** Start of Data extract **
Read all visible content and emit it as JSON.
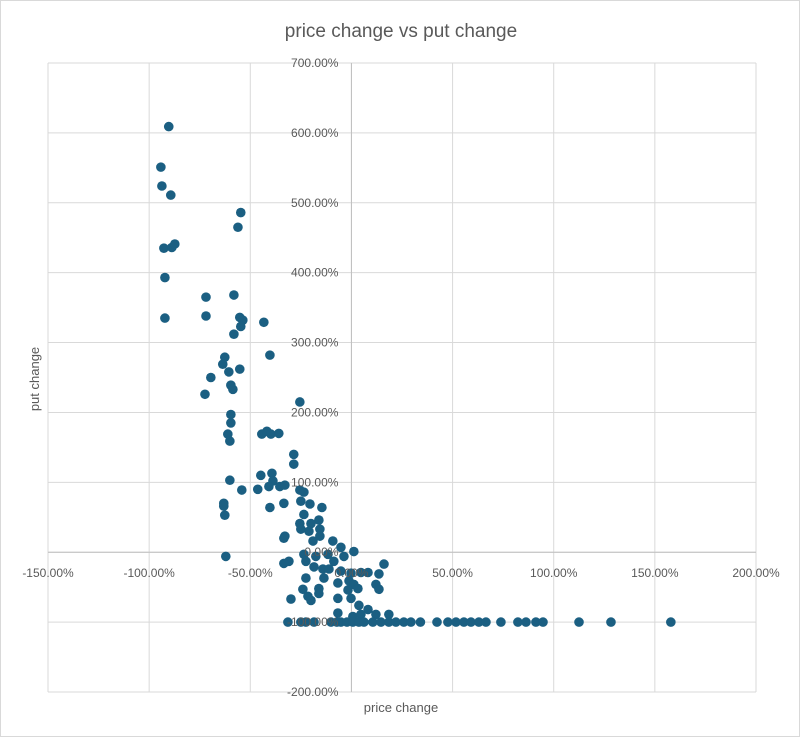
{
  "chart_data": {
    "type": "scatter",
    "title": "price change vs put change",
    "xlabel": "price change",
    "ylabel": "put change",
    "xlim": [
      -150,
      200
    ],
    "ylim": [
      -200,
      700
    ],
    "x_ticks": [
      -150,
      -100,
      -50,
      0,
      50,
      100,
      150,
      200
    ],
    "y_ticks": [
      -200,
      -100,
      0,
      100,
      200,
      300,
      400,
      500,
      600,
      700
    ],
    "x_tick_labels": [
      "-150.00%",
      "-100.00%",
      "-50.00%",
      "0.00%",
      "50.00%",
      "100.00%",
      "150.00%",
      "200.00%"
    ],
    "y_tick_labels": [
      "-200.00%",
      "-100.00%",
      "0.00%",
      "100.00%",
      "200.00%",
      "300.00%",
      "400.00%",
      "500.00%",
      "600.00%",
      "700.00%"
    ],
    "grid": true,
    "legend": "none",
    "marker_color": "#1b5f82",
    "points": [
      [
        -90.3,
        609
      ],
      [
        -94.2,
        551
      ],
      [
        -93.7,
        524
      ],
      [
        -89.3,
        511
      ],
      [
        -54.7,
        486
      ],
      [
        -56.1,
        465
      ],
      [
        -92.7,
        435
      ],
      [
        -88.8,
        436
      ],
      [
        -87.3,
        441
      ],
      [
        -92.2,
        393
      ],
      [
        -92.2,
        335
      ],
      [
        -71.9,
        365
      ],
      [
        -58.1,
        368
      ],
      [
        -71.9,
        338
      ],
      [
        -55.2,
        336
      ],
      [
        -53.7,
        332
      ],
      [
        -54.7,
        323
      ],
      [
        -58.1,
        312
      ],
      [
        -43.3,
        329
      ],
      [
        -40.3,
        282
      ],
      [
        -62.6,
        279
      ],
      [
        -63.6,
        269
      ],
      [
        -69.5,
        250
      ],
      [
        -55.2,
        262
      ],
      [
        -60.6,
        258
      ],
      [
        -59.6,
        239
      ],
      [
        -58.6,
        233
      ],
      [
        -72.4,
        226
      ],
      [
        -25.5,
        215
      ],
      [
        -59.6,
        197
      ],
      [
        -59.6,
        185
      ],
      [
        -61.1,
        169
      ],
      [
        -60.1,
        159
      ],
      [
        -44.3,
        169
      ],
      [
        -41.8,
        173
      ],
      [
        -39.8,
        169
      ],
      [
        -35.9,
        170
      ],
      [
        -28.5,
        140
      ],
      [
        -28.5,
        126
      ],
      [
        -60.1,
        103
      ],
      [
        -44.8,
        110
      ],
      [
        -39.3,
        113
      ],
      [
        -38.8,
        102
      ],
      [
        -40.8,
        94
      ],
      [
        -35.4,
        94
      ],
      [
        -32.9,
        96
      ],
      [
        -54.2,
        89
      ],
      [
        -46.3,
        90
      ],
      [
        -63.1,
        70
      ],
      [
        -63.1,
        66
      ],
      [
        -62.6,
        53
      ],
      [
        -40.3,
        64
      ],
      [
        -33.4,
        70
      ],
      [
        -62.1,
        -6
      ],
      [
        -32.9,
        23
      ],
      [
        -30.9,
        -13
      ],
      [
        -29.9,
        -67
      ],
      [
        -25.5,
        89
      ],
      [
        -23.5,
        86
      ],
      [
        -25.0,
        73
      ],
      [
        -20.5,
        69
      ],
      [
        -14.6,
        64
      ],
      [
        -23.5,
        54
      ],
      [
        -25.5,
        41
      ],
      [
        -20.0,
        41
      ],
      [
        -16.1,
        46
      ],
      [
        -25.0,
        33
      ],
      [
        -21.0,
        30
      ],
      [
        -15.6,
        33
      ],
      [
        -15.6,
        23
      ],
      [
        -19.0,
        16
      ],
      [
        -33.4,
        20
      ],
      [
        -9.2,
        16
      ],
      [
        -5.2,
        7
      ],
      [
        1.2,
        1
      ],
      [
        -23.5,
        -3
      ],
      [
        -17.6,
        -6
      ],
      [
        -11.6,
        -3
      ],
      [
        -3.7,
        -6
      ],
      [
        -8.7,
        -13
      ],
      [
        -33.4,
        -16
      ],
      [
        -22.5,
        -13
      ],
      [
        -18.5,
        -21
      ],
      [
        -14.1,
        -24
      ],
      [
        -11.1,
        -24
      ],
      [
        -5.2,
        -27
      ],
      [
        -0.2,
        -30
      ],
      [
        4.7,
        -29
      ],
      [
        8.2,
        -29
      ],
      [
        16.1,
        -17
      ],
      [
        13.6,
        -31
      ],
      [
        -22.5,
        -37
      ],
      [
        -13.6,
        -37
      ],
      [
        -6.7,
        -44
      ],
      [
        -1.2,
        -41
      ],
      [
        1.2,
        -46
      ],
      [
        -24.0,
        -53
      ],
      [
        -16.1,
        -52
      ],
      [
        -1.7,
        -54
      ],
      [
        3.2,
        -52
      ],
      [
        12.1,
        -46
      ],
      [
        13.6,
        -53
      ],
      [
        -21.5,
        -63
      ],
      [
        -16.1,
        -59
      ],
      [
        -6.7,
        -66
      ],
      [
        -0.2,
        -66
      ],
      [
        -20.0,
        -69
      ],
      [
        3.7,
        -76
      ],
      [
        8.2,
        -82
      ],
      [
        12.1,
        -89
      ],
      [
        18.5,
        -89
      ],
      [
        -6.7,
        -87
      ],
      [
        0.7,
        -92
      ],
      [
        4.7,
        -89
      ],
      [
        -31.4,
        -100
      ],
      [
        -25.0,
        -100
      ],
      [
        -22.5,
        -100
      ],
      [
        -18.5,
        -100
      ],
      [
        -10.1,
        -100
      ],
      [
        -7.2,
        -100
      ],
      [
        -5.2,
        -100
      ],
      [
        -2.2,
        -100
      ],
      [
        0.7,
        -100
      ],
      [
        3.7,
        -100
      ],
      [
        6.2,
        -100
      ],
      [
        10.6,
        -100
      ],
      [
        14.6,
        -100
      ],
      [
        18.5,
        -100
      ],
      [
        22.0,
        -100
      ],
      [
        25.9,
        -100
      ],
      [
        29.4,
        -100
      ],
      [
        34.1,
        -100
      ],
      [
        42.3,
        -100
      ],
      [
        47.7,
        -100
      ],
      [
        51.7,
        -100
      ],
      [
        55.6,
        -100
      ],
      [
        59.1,
        -100
      ],
      [
        63.0,
        -100
      ],
      [
        66.5,
        -100
      ],
      [
        73.9,
        -100
      ],
      [
        82.3,
        -100
      ],
      [
        86.3,
        -100
      ],
      [
        91.2,
        -100
      ],
      [
        94.7,
        -100
      ],
      [
        112.5,
        -100
      ],
      [
        128.3,
        -100
      ],
      [
        157.9,
        -100
      ]
    ]
  }
}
** End of Data extract **
**The exercise**
Transcribe the full listing above exactly as it stands, minus the pictures.

**Result of the exercise**
Read all visible content and emit it as JSON.
{
  "chart_data": {
    "type": "scatter",
    "title": "price change vs put change",
    "xlabel": "price change",
    "ylabel": "put change",
    "xlim": [
      -150,
      200
    ],
    "ylim": [
      -200,
      700
    ],
    "x_ticks": [
      -150,
      -100,
      -50,
      0,
      50,
      100,
      150,
      200
    ],
    "y_ticks": [
      -200,
      -100,
      0,
      100,
      200,
      300,
      400,
      500,
      600,
      700
    ],
    "x_tick_labels": [
      "-150.00%",
      "-100.00%",
      "-50.00%",
      "0.00%",
      "50.00%",
      "100.00%",
      "150.00%",
      "200.00%"
    ],
    "y_tick_labels": [
      "-200.00%",
      "-100.00%",
      "0.00%",
      "100.00%",
      "200.00%",
      "300.00%",
      "400.00%",
      "500.00%",
      "600.00%",
      "700.00%"
    ],
    "grid": true,
    "legend": "none",
    "marker_color": "#1b5f82",
    "points": [
      [
        -90.3,
        609
      ],
      [
        -94.2,
        551
      ],
      [
        -93.7,
        524
      ],
      [
        -89.3,
        511
      ],
      [
        -54.7,
        486
      ],
      [
        -56.1,
        465
      ],
      [
        -92.7,
        435
      ],
      [
        -88.8,
        436
      ],
      [
        -87.3,
        441
      ],
      [
        -92.2,
        393
      ],
      [
        -92.2,
        335
      ],
      [
        -71.9,
        365
      ],
      [
        -58.1,
        368
      ],
      [
        -71.9,
        338
      ],
      [
        -55.2,
        336
      ],
      [
        -53.7,
        332
      ],
      [
        -54.7,
        323
      ],
      [
        -58.1,
        312
      ],
      [
        -43.3,
        329
      ],
      [
        -40.3,
        282
      ],
      [
        -62.6,
        279
      ],
      [
        -63.6,
        269
      ],
      [
        -69.5,
        250
      ],
      [
        -55.2,
        262
      ],
      [
        -60.6,
        258
      ],
      [
        -59.6,
        239
      ],
      [
        -58.6,
        233
      ],
      [
        -72.4,
        226
      ],
      [
        -25.5,
        215
      ],
      [
        -59.6,
        197
      ],
      [
        -59.6,
        185
      ],
      [
        -61.1,
        169
      ],
      [
        -60.1,
        159
      ],
      [
        -44.3,
        169
      ],
      [
        -41.8,
        173
      ],
      [
        -39.8,
        169
      ],
      [
        -35.9,
        170
      ],
      [
        -28.5,
        140
      ],
      [
        -28.5,
        126
      ],
      [
        -60.1,
        103
      ],
      [
        -44.8,
        110
      ],
      [
        -39.3,
        113
      ],
      [
        -38.8,
        102
      ],
      [
        -40.8,
        94
      ],
      [
        -35.4,
        94
      ],
      [
        -32.9,
        96
      ],
      [
        -54.2,
        89
      ],
      [
        -46.3,
        90
      ],
      [
        -63.1,
        70
      ],
      [
        -63.1,
        66
      ],
      [
        -62.6,
        53
      ],
      [
        -40.3,
        64
      ],
      [
        -33.4,
        70
      ],
      [
        -62.1,
        -6
      ],
      [
        -32.9,
        23
      ],
      [
        -30.9,
        -13
      ],
      [
        -29.9,
        -67
      ],
      [
        -25.5,
        89
      ],
      [
        -23.5,
        86
      ],
      [
        -25.0,
        73
      ],
      [
        -20.5,
        69
      ],
      [
        -14.6,
        64
      ],
      [
        -23.5,
        54
      ],
      [
        -25.5,
        41
      ],
      [
        -20.0,
        41
      ],
      [
        -16.1,
        46
      ],
      [
        -25.0,
        33
      ],
      [
        -21.0,
        30
      ],
      [
        -15.6,
        33
      ],
      [
        -15.6,
        23
      ],
      [
        -19.0,
        16
      ],
      [
        -33.4,
        20
      ],
      [
        -9.2,
        16
      ],
      [
        -5.2,
        7
      ],
      [
        1.2,
        1
      ],
      [
        -23.5,
        -3
      ],
      [
        -17.6,
        -6
      ],
      [
        -11.6,
        -3
      ],
      [
        -3.7,
        -6
      ],
      [
        -8.7,
        -13
      ],
      [
        -33.4,
        -16
      ],
      [
        -22.5,
        -13
      ],
      [
        -18.5,
        -21
      ],
      [
        -14.1,
        -24
      ],
      [
        -11.1,
        -24
      ],
      [
        -5.2,
        -27
      ],
      [
        -0.2,
        -30
      ],
      [
        4.7,
        -29
      ],
      [
        8.2,
        -29
      ],
      [
        16.1,
        -17
      ],
      [
        13.6,
        -31
      ],
      [
        -22.5,
        -37
      ],
      [
        -13.6,
        -37
      ],
      [
        -6.7,
        -44
      ],
      [
        -1.2,
        -41
      ],
      [
        1.2,
        -46
      ],
      [
        -24.0,
        -53
      ],
      [
        -16.1,
        -52
      ],
      [
        -1.7,
        -54
      ],
      [
        3.2,
        -52
      ],
      [
        12.1,
        -46
      ],
      [
        13.6,
        -53
      ],
      [
        -21.5,
        -63
      ],
      [
        -16.1,
        -59
      ],
      [
        -6.7,
        -66
      ],
      [
        -0.2,
        -66
      ],
      [
        -20.0,
        -69
      ],
      [
        3.7,
        -76
      ],
      [
        8.2,
        -82
      ],
      [
        12.1,
        -89
      ],
      [
        18.5,
        -89
      ],
      [
        -6.7,
        -87
      ],
      [
        0.7,
        -92
      ],
      [
        4.7,
        -89
      ],
      [
        -31.4,
        -100
      ],
      [
        -25.0,
        -100
      ],
      [
        -22.5,
        -100
      ],
      [
        -18.5,
        -100
      ],
      [
        -10.1,
        -100
      ],
      [
        -7.2,
        -100
      ],
      [
        -5.2,
        -100
      ],
      [
        -2.2,
        -100
      ],
      [
        0.7,
        -100
      ],
      [
        3.7,
        -100
      ],
      [
        6.2,
        -100
      ],
      [
        10.6,
        -100
      ],
      [
        14.6,
        -100
      ],
      [
        18.5,
        -100
      ],
      [
        22.0,
        -100
      ],
      [
        25.9,
        -100
      ],
      [
        29.4,
        -100
      ],
      [
        34.1,
        -100
      ],
      [
        42.3,
        -100
      ],
      [
        47.7,
        -100
      ],
      [
        51.7,
        -100
      ],
      [
        55.6,
        -100
      ],
      [
        59.1,
        -100
      ],
      [
        63.0,
        -100
      ],
      [
        66.5,
        -100
      ],
      [
        73.9,
        -100
      ],
      [
        82.3,
        -100
      ],
      [
        86.3,
        -100
      ],
      [
        91.2,
        -100
      ],
      [
        94.7,
        -100
      ],
      [
        112.5,
        -100
      ],
      [
        128.3,
        -100
      ],
      [
        157.9,
        -100
      ]
    ]
  }
}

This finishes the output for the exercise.